Dataset records

-------

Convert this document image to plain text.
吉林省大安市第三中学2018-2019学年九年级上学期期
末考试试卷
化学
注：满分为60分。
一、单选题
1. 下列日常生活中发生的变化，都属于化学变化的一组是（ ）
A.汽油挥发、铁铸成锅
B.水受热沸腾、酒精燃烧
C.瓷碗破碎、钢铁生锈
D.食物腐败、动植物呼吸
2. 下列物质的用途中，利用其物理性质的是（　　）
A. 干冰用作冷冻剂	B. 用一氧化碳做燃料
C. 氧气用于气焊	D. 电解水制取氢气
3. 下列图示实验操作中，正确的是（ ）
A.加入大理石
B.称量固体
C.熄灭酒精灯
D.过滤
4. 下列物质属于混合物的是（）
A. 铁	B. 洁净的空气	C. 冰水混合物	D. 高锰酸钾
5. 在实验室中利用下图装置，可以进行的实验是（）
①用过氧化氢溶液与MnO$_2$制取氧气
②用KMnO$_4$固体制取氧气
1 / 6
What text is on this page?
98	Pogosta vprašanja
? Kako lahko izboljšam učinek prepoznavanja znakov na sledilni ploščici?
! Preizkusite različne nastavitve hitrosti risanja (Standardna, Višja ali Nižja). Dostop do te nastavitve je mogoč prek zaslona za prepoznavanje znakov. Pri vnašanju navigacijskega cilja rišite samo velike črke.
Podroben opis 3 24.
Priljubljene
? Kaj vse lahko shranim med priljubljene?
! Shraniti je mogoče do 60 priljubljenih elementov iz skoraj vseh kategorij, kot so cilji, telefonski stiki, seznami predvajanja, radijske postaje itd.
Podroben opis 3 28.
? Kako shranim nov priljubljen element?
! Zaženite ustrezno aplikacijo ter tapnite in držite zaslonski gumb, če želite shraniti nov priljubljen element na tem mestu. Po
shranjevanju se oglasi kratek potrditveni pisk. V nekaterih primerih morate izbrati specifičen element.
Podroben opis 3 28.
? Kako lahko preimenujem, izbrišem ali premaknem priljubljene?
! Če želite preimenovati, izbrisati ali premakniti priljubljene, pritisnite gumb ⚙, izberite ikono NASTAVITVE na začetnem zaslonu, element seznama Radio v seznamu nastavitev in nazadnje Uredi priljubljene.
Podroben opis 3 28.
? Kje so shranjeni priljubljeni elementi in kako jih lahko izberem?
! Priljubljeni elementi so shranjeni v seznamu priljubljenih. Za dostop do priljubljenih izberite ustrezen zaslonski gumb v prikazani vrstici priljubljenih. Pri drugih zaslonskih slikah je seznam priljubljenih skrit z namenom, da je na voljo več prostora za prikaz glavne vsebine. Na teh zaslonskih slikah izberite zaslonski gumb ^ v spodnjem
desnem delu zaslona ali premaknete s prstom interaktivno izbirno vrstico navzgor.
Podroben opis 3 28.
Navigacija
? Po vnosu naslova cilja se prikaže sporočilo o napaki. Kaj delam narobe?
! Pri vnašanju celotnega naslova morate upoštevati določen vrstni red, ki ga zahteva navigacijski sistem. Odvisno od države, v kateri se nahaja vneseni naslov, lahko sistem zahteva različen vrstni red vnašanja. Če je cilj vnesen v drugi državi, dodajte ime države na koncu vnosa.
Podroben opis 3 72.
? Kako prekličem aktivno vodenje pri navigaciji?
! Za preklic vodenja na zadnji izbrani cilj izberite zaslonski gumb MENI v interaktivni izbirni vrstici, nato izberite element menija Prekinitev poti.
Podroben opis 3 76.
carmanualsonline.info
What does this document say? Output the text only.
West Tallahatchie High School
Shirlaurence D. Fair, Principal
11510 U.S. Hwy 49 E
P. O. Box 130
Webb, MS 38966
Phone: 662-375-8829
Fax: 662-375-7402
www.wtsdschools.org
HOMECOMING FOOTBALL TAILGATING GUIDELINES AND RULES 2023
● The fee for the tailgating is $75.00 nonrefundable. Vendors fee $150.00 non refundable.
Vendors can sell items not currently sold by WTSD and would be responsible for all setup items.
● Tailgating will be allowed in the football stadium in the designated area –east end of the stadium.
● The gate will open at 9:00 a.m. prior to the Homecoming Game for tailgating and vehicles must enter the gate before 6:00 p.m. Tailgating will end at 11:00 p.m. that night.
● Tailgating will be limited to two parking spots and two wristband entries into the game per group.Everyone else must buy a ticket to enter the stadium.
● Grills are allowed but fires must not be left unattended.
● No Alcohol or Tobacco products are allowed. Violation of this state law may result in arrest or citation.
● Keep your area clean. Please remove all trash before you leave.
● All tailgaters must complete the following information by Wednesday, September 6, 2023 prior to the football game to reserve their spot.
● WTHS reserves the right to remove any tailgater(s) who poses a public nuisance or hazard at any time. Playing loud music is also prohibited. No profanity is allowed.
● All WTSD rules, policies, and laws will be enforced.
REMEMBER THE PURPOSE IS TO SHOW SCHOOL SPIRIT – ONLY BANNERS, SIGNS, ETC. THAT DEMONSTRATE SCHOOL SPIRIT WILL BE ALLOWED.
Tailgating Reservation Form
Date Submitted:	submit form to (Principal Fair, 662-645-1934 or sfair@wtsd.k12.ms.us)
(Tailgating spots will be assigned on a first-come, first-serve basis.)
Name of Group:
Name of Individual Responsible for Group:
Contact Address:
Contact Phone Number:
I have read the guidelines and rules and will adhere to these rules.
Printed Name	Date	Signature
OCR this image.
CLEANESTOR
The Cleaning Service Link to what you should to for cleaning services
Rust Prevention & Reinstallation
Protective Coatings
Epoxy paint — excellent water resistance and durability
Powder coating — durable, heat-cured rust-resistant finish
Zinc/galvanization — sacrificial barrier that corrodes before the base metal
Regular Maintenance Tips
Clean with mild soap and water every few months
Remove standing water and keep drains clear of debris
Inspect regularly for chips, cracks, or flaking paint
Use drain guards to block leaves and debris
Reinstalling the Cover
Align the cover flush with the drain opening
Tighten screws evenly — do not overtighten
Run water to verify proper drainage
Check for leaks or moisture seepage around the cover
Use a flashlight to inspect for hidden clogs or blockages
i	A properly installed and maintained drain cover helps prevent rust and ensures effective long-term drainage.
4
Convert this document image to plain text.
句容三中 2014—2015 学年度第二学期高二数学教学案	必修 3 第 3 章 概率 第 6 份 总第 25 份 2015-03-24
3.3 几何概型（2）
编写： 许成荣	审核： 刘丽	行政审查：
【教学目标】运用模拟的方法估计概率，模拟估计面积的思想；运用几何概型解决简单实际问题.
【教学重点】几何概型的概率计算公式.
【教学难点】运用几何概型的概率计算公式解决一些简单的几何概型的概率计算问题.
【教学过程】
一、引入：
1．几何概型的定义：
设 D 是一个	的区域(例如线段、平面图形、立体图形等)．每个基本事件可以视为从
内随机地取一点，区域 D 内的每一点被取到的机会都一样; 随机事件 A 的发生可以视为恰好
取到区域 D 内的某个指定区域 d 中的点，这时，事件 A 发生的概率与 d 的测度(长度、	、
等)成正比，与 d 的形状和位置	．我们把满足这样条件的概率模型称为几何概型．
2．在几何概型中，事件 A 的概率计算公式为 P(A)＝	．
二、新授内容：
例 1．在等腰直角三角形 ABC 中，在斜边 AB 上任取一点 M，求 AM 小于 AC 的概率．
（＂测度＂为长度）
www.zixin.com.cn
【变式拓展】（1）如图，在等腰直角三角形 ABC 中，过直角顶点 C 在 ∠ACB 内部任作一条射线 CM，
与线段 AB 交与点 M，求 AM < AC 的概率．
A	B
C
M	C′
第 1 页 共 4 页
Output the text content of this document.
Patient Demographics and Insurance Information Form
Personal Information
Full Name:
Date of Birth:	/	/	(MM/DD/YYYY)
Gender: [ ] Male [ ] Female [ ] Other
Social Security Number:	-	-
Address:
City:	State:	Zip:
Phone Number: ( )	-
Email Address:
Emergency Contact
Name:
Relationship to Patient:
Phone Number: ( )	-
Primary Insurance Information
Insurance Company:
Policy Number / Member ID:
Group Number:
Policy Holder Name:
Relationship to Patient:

-------

▶ **Your task**
In the records above, locate the lines holding the word "stadium". Copy each of them.

▶ **Finished task**
● Tailgating will be allowed in the football stadium in the designated area –east end of the stadium.
● Tailgating will be limited to two parking spots and two wristband entries into the game per group.Everyone else must buy a ticket to enter the stadium.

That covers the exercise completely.